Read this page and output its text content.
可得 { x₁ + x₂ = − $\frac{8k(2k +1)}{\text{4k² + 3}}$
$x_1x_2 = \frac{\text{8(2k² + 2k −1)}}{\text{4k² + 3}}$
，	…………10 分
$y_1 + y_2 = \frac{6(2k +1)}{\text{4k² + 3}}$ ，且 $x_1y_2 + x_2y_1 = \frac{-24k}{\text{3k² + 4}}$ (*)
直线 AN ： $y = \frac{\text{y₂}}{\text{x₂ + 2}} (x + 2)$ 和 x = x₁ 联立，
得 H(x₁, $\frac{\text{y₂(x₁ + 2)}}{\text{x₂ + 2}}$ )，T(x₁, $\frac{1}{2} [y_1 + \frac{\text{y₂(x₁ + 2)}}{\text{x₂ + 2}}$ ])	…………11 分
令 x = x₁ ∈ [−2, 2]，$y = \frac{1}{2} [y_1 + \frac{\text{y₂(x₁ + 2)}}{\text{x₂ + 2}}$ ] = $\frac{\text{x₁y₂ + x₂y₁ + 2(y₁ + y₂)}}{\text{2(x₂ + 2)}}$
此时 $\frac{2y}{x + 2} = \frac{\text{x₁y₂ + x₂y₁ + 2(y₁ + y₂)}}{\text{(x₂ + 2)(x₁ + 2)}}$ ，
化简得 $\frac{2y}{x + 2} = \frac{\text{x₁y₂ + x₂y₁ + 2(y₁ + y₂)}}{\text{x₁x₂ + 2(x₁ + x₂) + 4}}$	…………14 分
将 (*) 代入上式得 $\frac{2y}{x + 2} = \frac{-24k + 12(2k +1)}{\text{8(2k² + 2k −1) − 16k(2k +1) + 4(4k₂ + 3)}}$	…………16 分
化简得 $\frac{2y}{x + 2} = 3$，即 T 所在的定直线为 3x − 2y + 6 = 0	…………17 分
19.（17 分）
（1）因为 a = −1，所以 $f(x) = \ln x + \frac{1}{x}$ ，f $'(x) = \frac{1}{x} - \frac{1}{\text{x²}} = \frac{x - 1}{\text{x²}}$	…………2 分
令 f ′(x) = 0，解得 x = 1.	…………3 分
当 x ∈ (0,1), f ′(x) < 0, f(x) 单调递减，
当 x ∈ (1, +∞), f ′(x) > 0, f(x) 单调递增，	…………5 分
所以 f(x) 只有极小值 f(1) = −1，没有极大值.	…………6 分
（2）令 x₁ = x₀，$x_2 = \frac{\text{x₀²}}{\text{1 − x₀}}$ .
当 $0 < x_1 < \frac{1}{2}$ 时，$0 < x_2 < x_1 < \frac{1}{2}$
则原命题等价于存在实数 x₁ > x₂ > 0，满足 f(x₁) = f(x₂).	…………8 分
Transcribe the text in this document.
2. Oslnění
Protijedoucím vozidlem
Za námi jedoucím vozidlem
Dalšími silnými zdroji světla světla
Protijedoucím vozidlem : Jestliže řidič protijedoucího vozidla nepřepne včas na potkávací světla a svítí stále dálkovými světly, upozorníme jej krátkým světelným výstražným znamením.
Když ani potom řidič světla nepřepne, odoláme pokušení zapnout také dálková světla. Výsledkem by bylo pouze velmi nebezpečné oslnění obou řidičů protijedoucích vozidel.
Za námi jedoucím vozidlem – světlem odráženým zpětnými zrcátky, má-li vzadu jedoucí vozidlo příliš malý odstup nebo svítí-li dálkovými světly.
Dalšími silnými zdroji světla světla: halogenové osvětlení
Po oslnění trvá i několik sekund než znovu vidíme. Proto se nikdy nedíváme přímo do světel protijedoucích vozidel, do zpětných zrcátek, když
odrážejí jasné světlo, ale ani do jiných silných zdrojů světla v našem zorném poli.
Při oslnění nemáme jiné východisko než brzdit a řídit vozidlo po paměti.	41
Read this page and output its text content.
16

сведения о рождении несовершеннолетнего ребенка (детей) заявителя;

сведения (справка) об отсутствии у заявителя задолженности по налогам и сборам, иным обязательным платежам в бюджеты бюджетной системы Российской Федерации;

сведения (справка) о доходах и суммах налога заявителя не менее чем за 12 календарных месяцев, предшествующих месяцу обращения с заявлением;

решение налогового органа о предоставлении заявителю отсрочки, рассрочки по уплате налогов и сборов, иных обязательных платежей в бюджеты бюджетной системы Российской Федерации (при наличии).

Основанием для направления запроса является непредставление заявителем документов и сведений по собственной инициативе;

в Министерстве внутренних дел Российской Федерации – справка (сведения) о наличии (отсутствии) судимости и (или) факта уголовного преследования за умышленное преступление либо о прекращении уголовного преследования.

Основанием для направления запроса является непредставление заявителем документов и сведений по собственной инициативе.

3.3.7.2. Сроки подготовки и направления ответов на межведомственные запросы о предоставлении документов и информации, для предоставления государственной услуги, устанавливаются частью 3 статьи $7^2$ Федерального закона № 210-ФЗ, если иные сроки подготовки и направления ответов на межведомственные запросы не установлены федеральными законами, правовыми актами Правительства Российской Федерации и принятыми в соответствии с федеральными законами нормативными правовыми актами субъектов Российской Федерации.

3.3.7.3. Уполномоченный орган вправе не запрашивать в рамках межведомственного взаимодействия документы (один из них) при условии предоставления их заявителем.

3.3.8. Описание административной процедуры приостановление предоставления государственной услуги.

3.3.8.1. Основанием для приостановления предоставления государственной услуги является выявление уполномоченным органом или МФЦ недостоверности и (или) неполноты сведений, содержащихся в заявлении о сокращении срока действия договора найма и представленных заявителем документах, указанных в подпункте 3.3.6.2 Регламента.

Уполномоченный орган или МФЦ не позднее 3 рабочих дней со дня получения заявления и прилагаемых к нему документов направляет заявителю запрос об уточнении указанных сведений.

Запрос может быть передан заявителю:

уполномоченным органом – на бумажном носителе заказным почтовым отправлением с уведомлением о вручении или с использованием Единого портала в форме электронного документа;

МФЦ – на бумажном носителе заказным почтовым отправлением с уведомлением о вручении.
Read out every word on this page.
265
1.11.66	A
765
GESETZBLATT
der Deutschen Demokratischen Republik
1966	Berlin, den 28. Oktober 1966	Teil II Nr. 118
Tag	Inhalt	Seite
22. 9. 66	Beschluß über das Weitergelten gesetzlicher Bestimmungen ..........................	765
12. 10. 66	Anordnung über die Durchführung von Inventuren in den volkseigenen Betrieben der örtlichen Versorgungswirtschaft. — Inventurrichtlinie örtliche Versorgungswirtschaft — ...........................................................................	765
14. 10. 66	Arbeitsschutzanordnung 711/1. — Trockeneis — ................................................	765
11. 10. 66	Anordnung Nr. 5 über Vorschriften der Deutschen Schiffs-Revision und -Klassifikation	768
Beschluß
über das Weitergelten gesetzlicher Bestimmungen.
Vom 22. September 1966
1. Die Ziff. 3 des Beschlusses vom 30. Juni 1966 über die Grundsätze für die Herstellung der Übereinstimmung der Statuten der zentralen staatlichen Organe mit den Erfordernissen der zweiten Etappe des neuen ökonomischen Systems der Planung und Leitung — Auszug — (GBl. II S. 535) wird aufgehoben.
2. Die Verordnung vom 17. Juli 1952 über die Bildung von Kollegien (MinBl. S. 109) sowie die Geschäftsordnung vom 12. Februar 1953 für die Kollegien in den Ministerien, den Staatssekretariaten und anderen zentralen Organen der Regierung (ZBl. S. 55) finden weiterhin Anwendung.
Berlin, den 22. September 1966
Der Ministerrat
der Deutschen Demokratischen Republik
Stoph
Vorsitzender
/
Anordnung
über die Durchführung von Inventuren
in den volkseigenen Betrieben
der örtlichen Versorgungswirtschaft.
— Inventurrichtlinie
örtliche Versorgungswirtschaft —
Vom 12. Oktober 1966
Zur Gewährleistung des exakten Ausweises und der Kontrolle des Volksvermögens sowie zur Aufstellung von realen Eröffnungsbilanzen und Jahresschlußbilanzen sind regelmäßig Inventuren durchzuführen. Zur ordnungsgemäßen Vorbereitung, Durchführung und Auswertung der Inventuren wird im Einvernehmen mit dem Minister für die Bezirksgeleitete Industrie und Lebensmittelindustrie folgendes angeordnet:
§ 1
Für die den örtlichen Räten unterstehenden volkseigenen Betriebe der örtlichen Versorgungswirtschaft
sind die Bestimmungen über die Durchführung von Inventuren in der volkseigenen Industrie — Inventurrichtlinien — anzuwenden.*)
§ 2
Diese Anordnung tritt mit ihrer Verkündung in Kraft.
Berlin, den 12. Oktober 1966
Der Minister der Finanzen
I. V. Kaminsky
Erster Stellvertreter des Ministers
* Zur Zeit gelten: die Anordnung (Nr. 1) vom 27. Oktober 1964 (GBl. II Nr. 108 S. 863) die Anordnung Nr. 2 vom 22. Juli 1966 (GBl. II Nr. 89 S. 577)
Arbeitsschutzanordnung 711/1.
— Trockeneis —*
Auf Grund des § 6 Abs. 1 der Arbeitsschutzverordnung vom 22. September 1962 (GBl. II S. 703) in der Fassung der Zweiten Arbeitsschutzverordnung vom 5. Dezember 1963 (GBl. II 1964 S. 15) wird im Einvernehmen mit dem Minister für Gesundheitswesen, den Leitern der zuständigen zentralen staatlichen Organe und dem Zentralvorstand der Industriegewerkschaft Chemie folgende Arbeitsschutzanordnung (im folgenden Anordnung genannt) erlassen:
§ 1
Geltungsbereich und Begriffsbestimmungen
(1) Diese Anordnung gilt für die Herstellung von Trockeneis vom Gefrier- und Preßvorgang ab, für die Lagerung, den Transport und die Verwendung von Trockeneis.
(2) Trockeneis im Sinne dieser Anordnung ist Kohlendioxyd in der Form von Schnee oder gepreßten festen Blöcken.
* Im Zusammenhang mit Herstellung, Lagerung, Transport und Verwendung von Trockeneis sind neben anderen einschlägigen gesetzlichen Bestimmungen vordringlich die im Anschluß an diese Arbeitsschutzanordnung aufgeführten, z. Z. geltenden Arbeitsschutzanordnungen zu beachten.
● ● ● ● ●
* _The exercise_: Copy out every line of the listing that contains the string "x₁y₂".

* _The output_:
令 x = x₁ ∈ [−2, 2]，$y = \frac{1}{2} [y_1 + \frac{\text{y₂(x₁ + 2)}}{\text{x₂ + 2}}$ ] = $\frac{\text{x₁y₂ + x₂y₁ + 2(y₁ + y₂)}}{\text{2(x₂ + 2)}}$
此时 $\frac{2y}{x + 2} = \frac{\text{x₁y₂ + x₂y₁ + 2(y₁ + y₂)}}{\text{(x₂ + 2)(x₁ + 2)}}$ ，
化简得 $\frac{2y}{x + 2} = \frac{\text{x₁y₂ + x₂y₁ + 2(y₁ + y₂)}}{\text{x₁x₂ + 2(x₁ + x₂) + 4}}$	…………14 分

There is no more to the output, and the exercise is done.